### PROBLEM STATEMENT
When you write out the records, keep every word exact and drop the pictures.

*** EXTRACTED RECORDS Section Begins ***

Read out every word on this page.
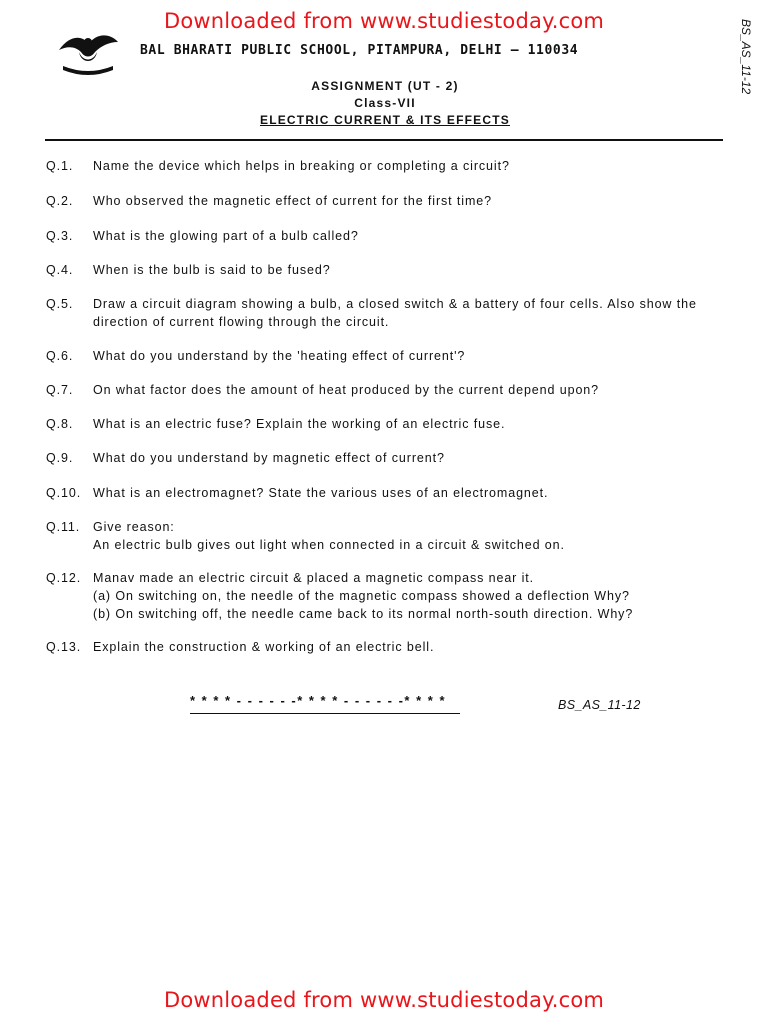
Downloaded from www.studiestoday.com	BS_AS_11-12
BAL BHARATI PUBLIC SCHOOL, PITAMPURA, DELHI – 110034
ASSIGNMENT (UT - 2)
Class-VII
ELECTRIC CURRENT & ITS EFFECTS
Q.1. Name the device which helps in breaking or completing a circuit?
Q.2. Who observed the magnetic effect of current for the first time?
Q.3. What is the glowing part of a bulb called?
Q.4. When is the bulb is said to be fused?
Q.5. Draw a circuit diagram showing a bulb, a closed switch & a battery of four cells. Also show the
direction of current flowing through the circuit.
Q.6. What do you understand by the 'heating effect of current'?
Q.7. On what factor does the amount of heat produced by the current depend upon?
Q.8. What is an electric fuse? Explain the working of an electric fuse.
Q.9. What do you understand by magnetic effect of current?
Q.10. What is an electromagnet? State the various uses of an electromagnet.
Q.11. Give reason:
An electric bulb gives out light when connected in a circuit & switched on.
Q.12. Manav made an electric circuit & placed a magnetic compass near it.
(a) On switching on, the needle of the magnetic compass showed a deflection Why?
(b) On switching off, the needle came back to its normal north-south direction. Why?
Q.13. Explain the construction & working of an electric bell.
* * * * - - - - - -* * * * - - - - - -* * * *	BS_AS_11-12
Downloaded from www.studiestoday.com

*** EXTRACTED RECORDS Section Ends ***

### FINAL ANSWER
Read out every word on this page.
Downloaded from www.studiestoday.com	BS_AS_11-12
BAL BHARATI PUBLIC SCHOOL, PITAMPURA, DELHI – 110034
ASSIGNMENT (UT - 2)
Class-VII
ELECTRIC CURRENT & ITS EFFECTS
Q.1. Name the device which helps in breaking or completing a circuit?
Q.2. Who observed the magnetic effect of current for the first time?
Q.3. What is the glowing part of a bulb called?
Q.4. When is the bulb is said to be fused?
Q.5. Draw a circuit diagram showing a bulb, a closed switch & a battery of four cells. Also show the
direction of current flowing through the circuit.
Q.6. What do you understand by the 'heating effect of current'?
Q.7. On what factor does the amount of heat produced by the current depend upon?
Q.8. What is an electric fuse? Explain the working of an electric fuse.
Q.9. What do you understand by magnetic effect of current?
Q.10. What is an electromagnet? State the various uses of an electromagnet.
Q.11. Give reason:
An electric bulb gives out light when connected in a circuit & switched on.
Q.12. Manav made an electric circuit & placed a magnetic compass near it.
(a) On switching on, the needle of the magnetic compass showed a deflection Why?
(b) On switching off, the needle came back to its normal north-south direction. Why?
Q.13. Explain the construction & working of an electric bell.
* * * * - - - - - -* * * * - - - - - -* * * *	BS_AS_11-12
Downloaded from www.studiestoday.com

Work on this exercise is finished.